• **What the task asks**
Copy each line below without leaving any out.

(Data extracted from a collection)
## Begin

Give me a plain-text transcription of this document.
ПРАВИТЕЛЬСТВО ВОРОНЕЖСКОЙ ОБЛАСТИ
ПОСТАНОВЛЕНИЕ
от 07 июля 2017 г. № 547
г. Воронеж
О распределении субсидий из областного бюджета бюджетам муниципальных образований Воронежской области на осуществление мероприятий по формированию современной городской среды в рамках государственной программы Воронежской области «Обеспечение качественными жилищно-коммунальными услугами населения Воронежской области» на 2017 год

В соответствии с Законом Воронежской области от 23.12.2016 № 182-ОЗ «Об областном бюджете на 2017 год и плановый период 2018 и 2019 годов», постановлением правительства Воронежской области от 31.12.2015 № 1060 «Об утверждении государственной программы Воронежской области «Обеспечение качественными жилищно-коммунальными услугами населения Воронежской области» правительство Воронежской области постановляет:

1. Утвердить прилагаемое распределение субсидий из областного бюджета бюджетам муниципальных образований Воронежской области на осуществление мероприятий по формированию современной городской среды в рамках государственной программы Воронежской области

## End

• **Final result**
Give me a plain-text transcription of this document.
ПРАВИТЕЛЬСТВО ВОРОНЕЖСКОЙ ОБЛАСТИ
ПОСТАНОВЛЕНИЕ
от 07 июля 2017 г. № 547
г. Воронеж
О распределении субсидий из областного бюджета бюджетам муниципальных образований Воронежской области на осуществление мероприятий по формированию современной городской среды в рамках государственной программы Воронежской области «Обеспечение качественными жилищно-коммунальными услугами населения Воронежской области» на 2017 год

В соответствии с Законом Воронежской области от 23.12.2016 № 182-ОЗ «Об областном бюджете на 2017 год и плановый период 2018 и 2019 годов», постановлением правительства Воронежской области от 31.12.2015 № 1060 «Об утверждении государственной программы Воронежской области «Обеспечение качественными жилищно-коммунальными услугами населения Воронежской области» правительство Воронежской области постановляет:

1. Утвердить прилагаемое распределение субсидий из областного бюджета бюджетам муниципальных образований Воронежской области на осуществление мероприятий по формированию современной городской среды в рамках государственной программы Воронежской области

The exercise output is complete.